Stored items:
+ + + + + + +
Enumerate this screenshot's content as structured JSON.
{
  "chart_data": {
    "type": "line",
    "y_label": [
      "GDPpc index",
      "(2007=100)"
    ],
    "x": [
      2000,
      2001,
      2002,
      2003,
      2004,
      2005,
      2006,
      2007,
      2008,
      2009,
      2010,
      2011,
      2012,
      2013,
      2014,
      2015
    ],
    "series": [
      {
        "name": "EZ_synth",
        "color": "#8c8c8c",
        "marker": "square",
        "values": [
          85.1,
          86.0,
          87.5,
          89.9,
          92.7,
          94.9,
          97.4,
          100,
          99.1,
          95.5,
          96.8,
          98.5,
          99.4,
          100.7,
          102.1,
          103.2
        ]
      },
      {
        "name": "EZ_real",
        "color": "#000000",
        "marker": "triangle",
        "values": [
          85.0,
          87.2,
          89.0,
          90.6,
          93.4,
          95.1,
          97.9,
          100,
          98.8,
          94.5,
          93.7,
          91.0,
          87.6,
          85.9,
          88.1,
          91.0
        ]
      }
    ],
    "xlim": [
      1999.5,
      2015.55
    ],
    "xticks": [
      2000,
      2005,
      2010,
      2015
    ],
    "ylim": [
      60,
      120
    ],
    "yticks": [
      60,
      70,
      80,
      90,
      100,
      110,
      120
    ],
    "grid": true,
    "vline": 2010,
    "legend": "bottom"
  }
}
+ + + + + + +
DESCRIPTION OF THE TASK ▸
Print all of the entries exactly as they are written.

OUTPUT ▸
Enumerate this screenshot's content as structured JSON.
{
  "chart_data": {
    "type": "line",
    "y_label": [
      "GDPpc index",
      "(2007=100)"
    ],
    "x": [
      2000,
      2001,
      2002,
      2003,
      2004,
      2005,
      2006,
      2007,
      2008,
      2009,
      2010,
      2011,
      2012,
      2013,
      2014,
      2015
    ],
    "series": [
      {
        "name": "EZ_synth",
        "color": "#8c8c8c",
        "marker": "square",
        "values": [
          85.1,
          86.0,
          87.5,
          89.9,
          92.7,
          94.9,
          97.4,
          100,
          99.1,
          95.5,
          96.8,
          98.5,
          99.4,
          100.7,
          102.1,
          103.2
        ]
      },
      {
        "name": "EZ_real",
        "color": "#000000",
        "marker": "triangle",
        "values": [
          85.0,
          87.2,
          89.0,
          90.6,
          93.4,
          95.1,
          97.9,
          100,
          98.8,
          94.5,
          93.7,
          91.0,
          87.6,
          85.9,
          88.1,
          91.0
        ]
      }
    ],
    "xlim": [
      1999.5,
      2015.55
    ],
    "xticks": [
      2000,
      2005,
      2010,
      2015
    ],
    "ylim": [
      60,
      120
    ],
    "yticks": [
      60,
      70,
      80,
      90,
      100,
      110,
      120
    ],
    "grid": true,
    "vline": 2010,
    "legend": "bottom"
  }
}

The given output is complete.